*Directions*: Repeat the data below exactly, dropping any pictures it holds.

[Dataset items]
▬▬▬▬▬▬▬▬▬▬
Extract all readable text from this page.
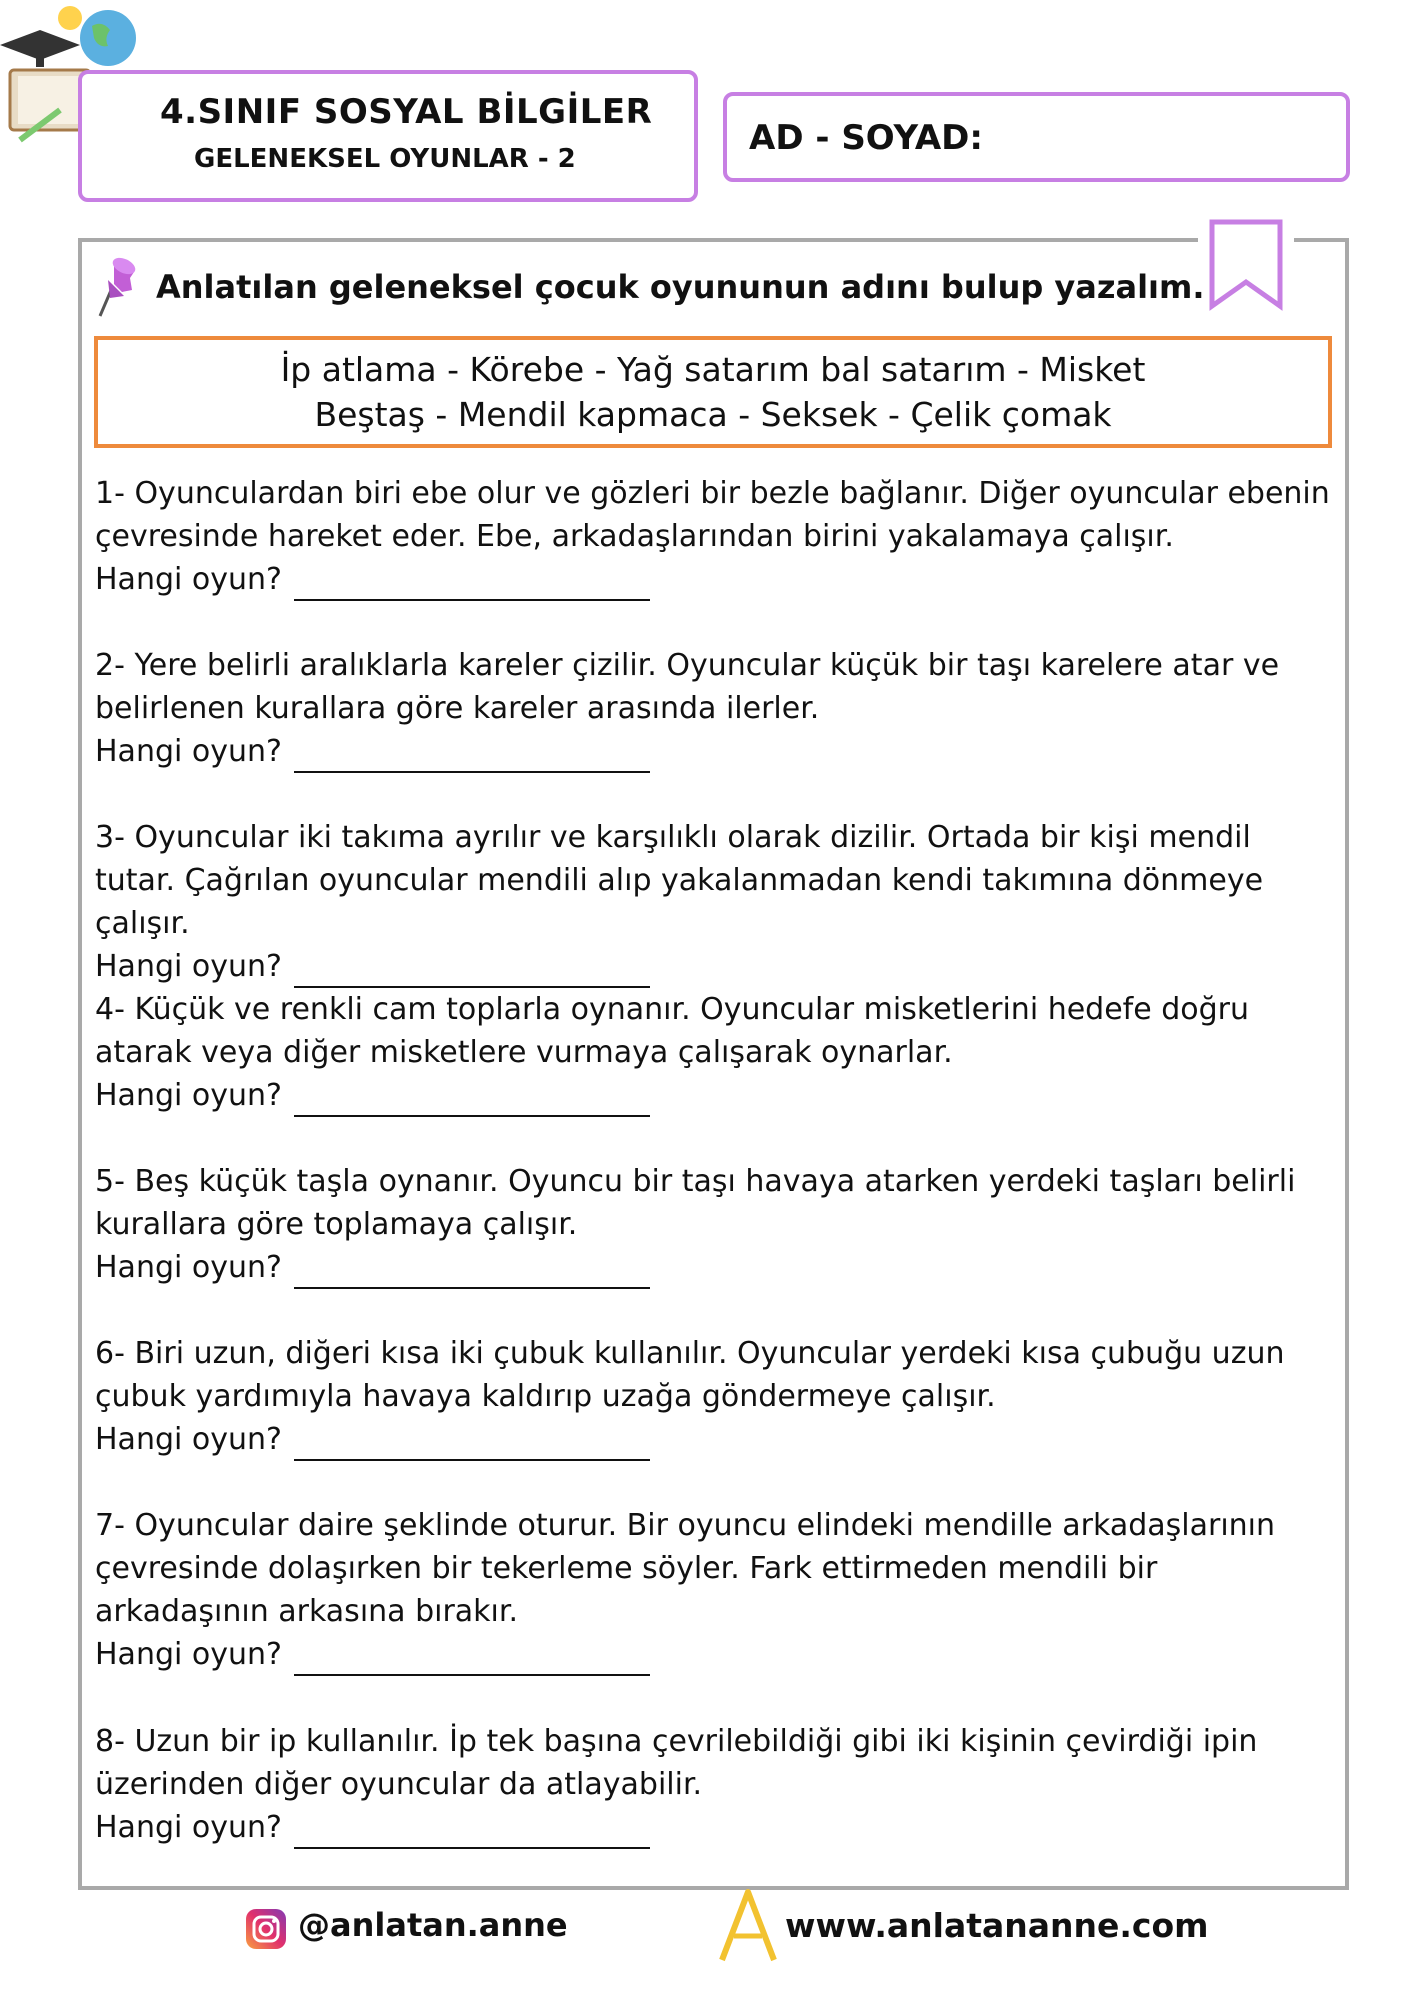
4.SINIF SOSYAL BİLGİLER
GELENEKSEL OYUNLAR - 2
AD - SOYAD:
Anlatılan geleneksel çocuk oyununun adını bulup yazalım.
İp atlama - Körebe - Yağ satarım bal satarım - Misket
Beştaş - Mendil kapmaca - Seksek - Çelik çomak
1- Oyunculardan biri ebe olur ve gözleri bir bezle bağlanır. Diğer oyuncular ebenin çevresinde hareket eder. Ebe, arkadaşlarından birini yakalamaya çalışır.
Hangi oyun?
2- Yere belirli aralıklarla kareler çizilir. Oyuncular küçük bir taşı karelere atar ve belirlenen kurallara göre kareler arasında ilerler.
Hangi oyun?
3- Oyuncular iki takıma ayrılır ve karşılıklı olarak dizilir. Ortada bir kişi mendil tutar. Çağrılan oyuncular mendili alıp yakalanmadan kendi takımına dönmeye çalışır.
Hangi oyun?
4- Küçük ve renkli cam toplarla oynanır. Oyuncular misketlerini hedefe doğru atarak veya diğer misketlere vurmaya çalışarak oynarlar.
Hangi oyun?
5- Beş küçük taşla oynanır. Oyuncu bir taşı havaya atarken yerdeki taşları belirli kurallara göre toplamaya çalışır.
Hangi oyun?
6- Biri uzun, diğeri kısa iki çubuk kullanılır. Oyuncular yerdeki kısa çubuğu uzun çubuk yardımıyla havaya kaldırıp uzağa göndermeye çalışır.
Hangi oyun?
7- Oyuncular daire şeklinde oturur. Bir oyuncu elindeki mendille arkadaşlarının çevresinde dolaşırken bir tekerleme söyler. Fark ettirmeden mendili bir arkadaşının arkasına bırakır.
Hangi oyun?
8- Uzun bir ip kullanılır. İp tek başına çevrilebildiği gibi iki kişinin çevirdiği ipin üzerinden diğer oyuncular da atlayabilir.
Hangi oyun?
@anlatan.anne	www.anlatananne.com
▬▬▬▬▬▬▬▬▬▬
*Reply*:
Extract all readable text from this page.
4.SINIF SOSYAL BİLGİLER
GELENEKSEL OYUNLAR - 2
AD - SOYAD:
Anlatılan geleneksel çocuk oyununun adını bulup yazalım.
İp atlama - Körebe - Yağ satarım bal satarım - Misket
Beştaş - Mendil kapmaca - Seksek - Çelik çomak
1- Oyunculardan biri ebe olur ve gözleri bir bezle bağlanır. Diğer oyuncular ebenin çevresinde hareket eder. Ebe, arkadaşlarından birini yakalamaya çalışır.
Hangi oyun?
2- Yere belirli aralıklarla kareler çizilir. Oyuncular küçük bir taşı karelere atar ve belirlenen kurallara göre kareler arasında ilerler.
Hangi oyun?
3- Oyuncular iki takıma ayrılır ve karşılıklı olarak dizilir. Ortada bir kişi mendil tutar. Çağrılan oyuncular mendili alıp yakalanmadan kendi takımına dönmeye çalışır.
Hangi oyun?
4- Küçük ve renkli cam toplarla oynanır. Oyuncular misketlerini hedefe doğru atarak veya diğer misketlere vurmaya çalışarak oynarlar.
Hangi oyun?
5- Beş küçük taşla oynanır. Oyuncu bir taşı havaya atarken yerdeki taşları belirli kurallara göre toplamaya çalışır.
Hangi oyun?
6- Biri uzun, diğeri kısa iki çubuk kullanılır. Oyuncular yerdeki kısa çubuğu uzun çubuk yardımıyla havaya kaldırıp uzağa göndermeye çalışır.
Hangi oyun?
7- Oyuncular daire şeklinde oturur. Bir oyuncu elindeki mendille arkadaşlarının çevresinde dolaşırken bir tekerleme söyler. Fark ettirmeden mendili bir arkadaşının arkasına bırakır.
Hangi oyun?
8- Uzun bir ip kullanılır. İp tek başına çevrilebildiği gibi iki kişinin çevirdiği ipin üzerinden diğer oyuncular da atlayabilir.
Hangi oyun?
@anlatan.anne	www.anlatananne.com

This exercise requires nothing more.